--- Start Listed entries ---
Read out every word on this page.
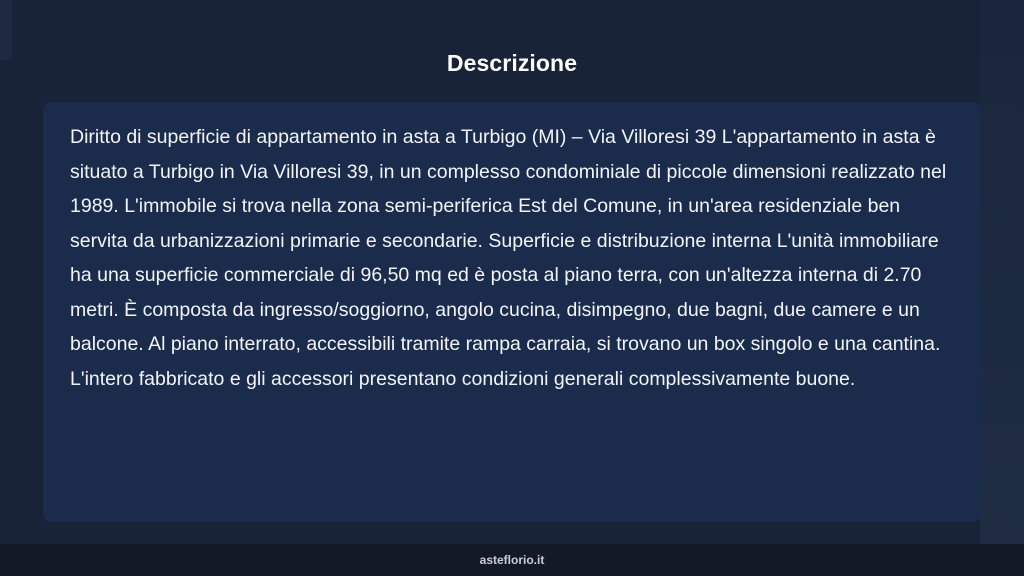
Descrizione

Diritto di superficie di appartamento in asta a Turbigo (MI) – Via Villoresi 39 L'appartamento in asta è situato a Turbigo in Via Villoresi 39, in un complesso condominiale di piccole dimensioni realizzato nel 1989. L'immobile si trova nella zona semi-periferica Est del Comune, in un'area residenziale ben servita da urbanizzazioni primarie e secondarie. Superficie e distribuzione interna L'unità immobiliare ha una superficie commerciale di 96,50 mq ed è posta al piano terra, con un'altezza interna di 2.70 metri. È composta da ingresso/soggiorno, angolo cucina, disimpegno, due bagni, due camere e un balcone. Al piano interrato, accessibili tramite rampa carraia, si trovano un box singolo e una cantina. L'intero fabbricato e gli accessori presentano condizioni generali complessivamente buone.

asteflorio.it
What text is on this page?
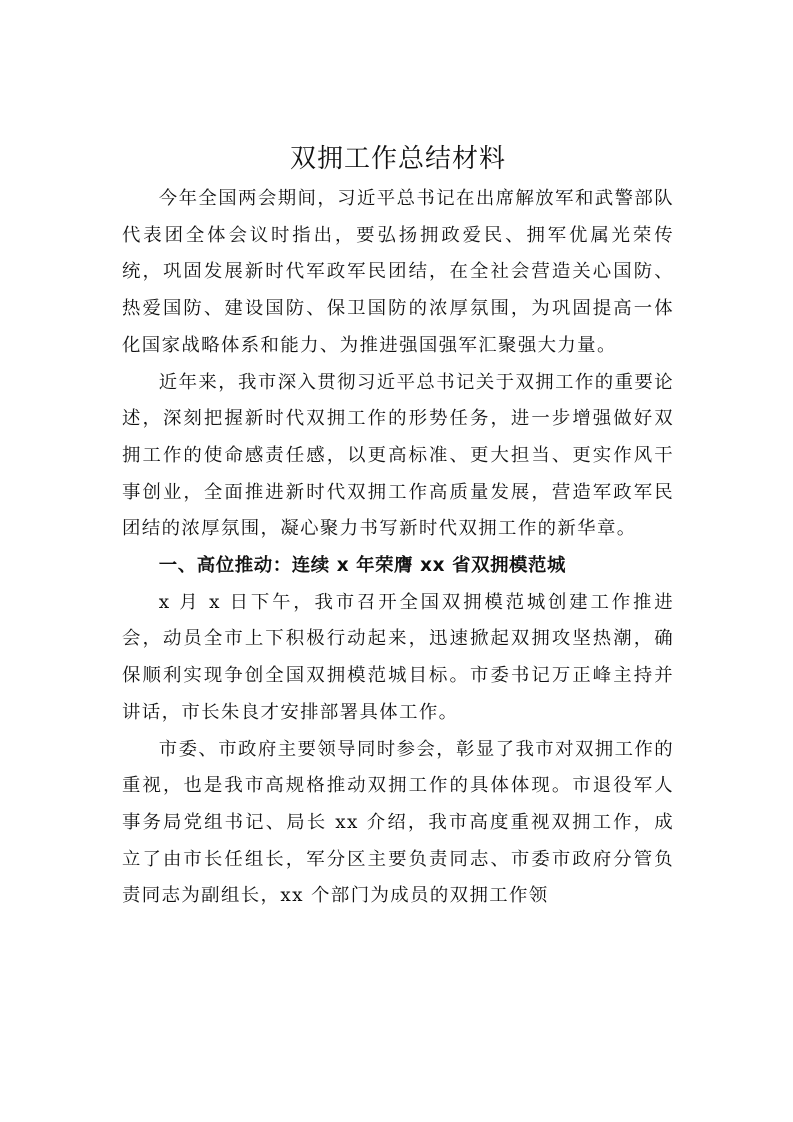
双拥工作总结材料

今年全国两会期间，习近平总书记在出席解放军和武警部队代表团全体会议时指出，要弘扬拥政爱民、拥军优属光荣传统，巩固发展新时代军政军民团结，在全社会营造关心国防、热爱国防、建设国防、保卫国防的浓厚氛围，为巩固提高一体化国家战略体系和能力、为推进强国强军汇聚强大力量。

近年来，我市深入贯彻习近平总书记关于双拥工作的重要论述，深刻把握新时代双拥工作的形势任务，进一步增强做好双拥工作的使命感责任感，以更高标准、更大担当、更实作风干事创业，全面推进新时代双拥工作高质量发展，营造军政军民团结的浓厚氛围，凝心聚力书写新时代双拥工作的新华章。

一、高位推动：连续 x 年荣膺 xx 省双拥模范城

x 月 x 日下午，我市召开全国双拥模范城创建工作推进会，动员全市上下积极行动起来，迅速掀起双拥攻坚热潮，确保顺利实现争创全国双拥模范城目标。市委书记万正峰主持并讲话，市长朱良才安排部署具体工作。

市委、市政府主要领导同时参会，彰显了我市对双拥工作的重视，也是我市高规格推动双拥工作的具体体现。市退役军人事务局党组书记、局长 xx 介绍，我市高度重视双拥工作，成立了由市长任组长，军分区主要负责同志、市委市政府分管负责同志为副组长，xx 个部门为成员的双拥工作领
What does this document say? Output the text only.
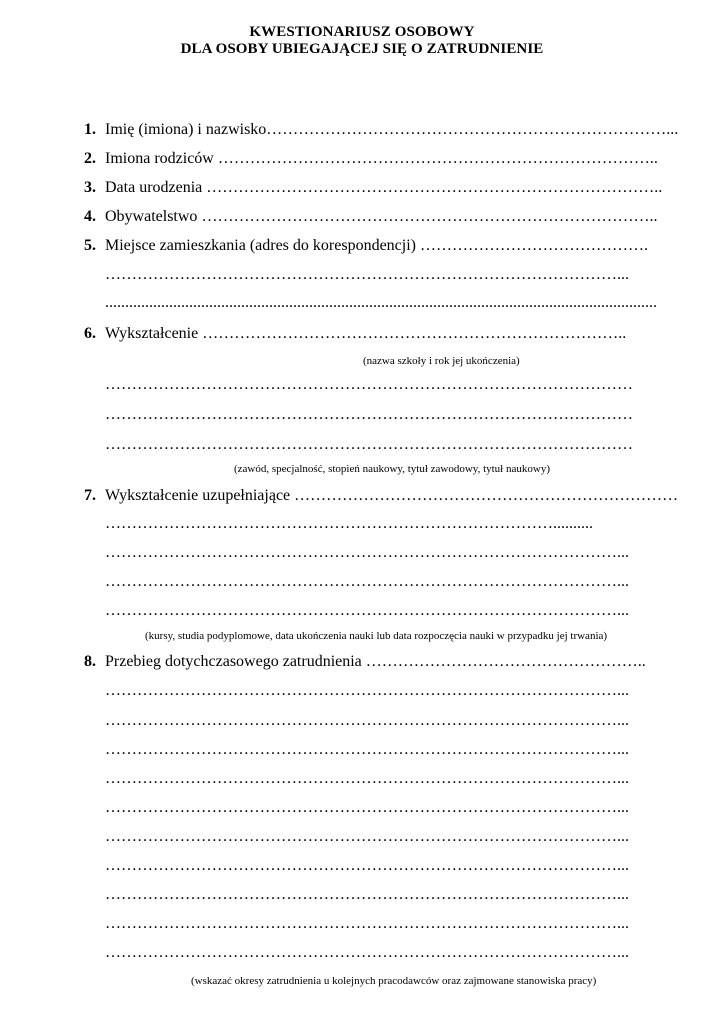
KWESTIONARIUSZ OSOBOWY
DLA OSOBY UBIEGAJĄCEJ SIĘ O ZATRUDNIENIE
1. Imię (imiona) i nazwisko…………………………………………………………………...
2. Imiona rodziców ………………………………………………………………………..
3. Data urodzenia …………………………………………………………………………..
4. Obywatelstwo …………………………………………………………………………..
5. Miejsce zamieszkania (adres do korespondencji) …………………………………….
……………………………………………………………………………………...
..........................................................................................................................................
6. Wykształcenie ……………………………………………………………………..
(nazwa szkoły i rok jej ukończenia)
………………………………………………………………………………………
………………………………………………………………………………………
………………………………………………………………………………………
(zawód, specjalność, stopień naukowy, tytuł zawodowy, tytuł naukowy)
7. Wykształcenie uzupełniające ………………………………………………………………
…………………………………………………………………………..........
……………………………………………………………………………………...
……………………………………………………………………………………...
……………………………………………………………………………………...
(kursy, studia podyplomowe, data ukończenia nauki lub data rozpoczęcia nauki w przypadku jej trwania)
8. Przebieg dotychczasowego zatrudnienia ……………………………………………..
……………………………………………………………………………………...
……………………………………………………………………………………...
……………………………………………………………………………………...
……………………………………………………………………………………...
……………………………………………………………………………………...
……………………………………………………………………………………...
……………………………………………………………………………………...
……………………………………………………………………………………...
……………………………………………………………………………………...
……………………………………………………………………………………...
(wskazać okresy zatrudnienia u kolejnych pracodawców oraz zajmowane stanowiska pracy)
--- End Listed entries ---
To be done: Copy each line above precisely, dropping the pictures.

Answer to this task:
Read out every word on this page.
Descrizione

Diritto di superficie di appartamento in asta a Turbigo (MI) – Via Villoresi 39 L'appartamento in asta è situato a Turbigo in Via Villoresi 39, in un complesso condominiale di piccole dimensioni realizzato nel 1989. L'immobile si trova nella zona semi-periferica Est del Comune, in un'area residenziale ben servita da urbanizzazioni primarie e secondarie. Superficie e distribuzione interna L'unità immobiliare ha una superficie commerciale di 96,50 mq ed è posta al piano terra, con un'altezza interna di 2.70 metri. È composta da ingresso/soggiorno, angolo cucina, disimpegno, due bagni, due camere e un balcone. Al piano interrato, accessibili tramite rampa carraia, si trovano un box singolo e una cantina. L'intero fabbricato e gli accessori presentano condizioni generali complessivamente buone.

asteflorio.it
What text is on this page?
双拥工作总结材料

今年全国两会期间，习近平总书记在出席解放军和武警部队代表团全体会议时指出，要弘扬拥政爱民、拥军优属光荣传统，巩固发展新时代军政军民团结，在全社会营造关心国防、热爱国防、建设国防、保卫国防的浓厚氛围，为巩固提高一体化国家战略体系和能力、为推进强国强军汇聚强大力量。

近年来，我市深入贯彻习近平总书记关于双拥工作的重要论述，深刻把握新时代双拥工作的形势任务，进一步增强做好双拥工作的使命感责任感，以更高标准、更大担当、更实作风干事创业，全面推进新时代双拥工作高质量发展，营造军政军民团结的浓厚氛围，凝心聚力书写新时代双拥工作的新华章。

一、高位推动：连续 x 年荣膺 xx 省双拥模范城

x 月 x 日下午，我市召开全国双拥模范城创建工作推进会，动员全市上下积极行动起来，迅速掀起双拥攻坚热潮，确保顺利实现争创全国双拥模范城目标。市委书记万正峰主持并讲话，市长朱良才安排部署具体工作。

市委、市政府主要领导同时参会，彰显了我市对双拥工作的重视，也是我市高规格推动双拥工作的具体体现。市退役军人事务局党组书记、局长 xx 介绍，我市高度重视双拥工作，成立了由市长任组长，军分区主要负责同志、市委市政府分管负责同志为副组长，xx 个部门为成员的双拥工作领
What does this document say? Output the text only.
KWESTIONARIUSZ OSOBOWY
DLA OSOBY UBIEGAJĄCEJ SIĘ O ZATRUDNIENIE
1. Imię (imiona) i nazwisko…………………………………………………………………...
2. Imiona rodziców ………………………………………………………………………..
3. Data urodzenia …………………………………………………………………………..
4. Obywatelstwo …………………………………………………………………………..
5. Miejsce zamieszkania (adres do korespondencji) …………………………………….
……………………………………………………………………………………...
..........................................................................................................................................
6. Wykształcenie ……………………………………………………………………..
(nazwa szkoły i rok jej ukończenia)
………………………………………………………………………………………
………………………………………………………………………………………
………………………………………………………………………………………
(zawód, specjalność, stopień naukowy, tytuł zawodowy, tytuł naukowy)
7. Wykształcenie uzupełniające ………………………………………………………………
…………………………………………………………………………..........
……………………………………………………………………………………...
……………………………………………………………………………………...
……………………………………………………………………………………...
(kursy, studia podyplomowe, data ukończenia nauki lub data rozpoczęcia nauki w przypadku jej trwania)
8. Przebieg dotychczasowego zatrudnienia ……………………………………………..
……………………………………………………………………………………...
……………………………………………………………………………………...
……………………………………………………………………………………...
……………………………………………………………………………………...
……………………………………………………………………………………...
……………………………………………………………………………………...
……………………………………………………………………………………...
……………………………………………………………………………………...
……………………………………………………………………………………...
……………………………………………………………………………………...
(wskazać okresy zatrudnienia u kolejnych pracodawców oraz zajmowane stanowiska pracy)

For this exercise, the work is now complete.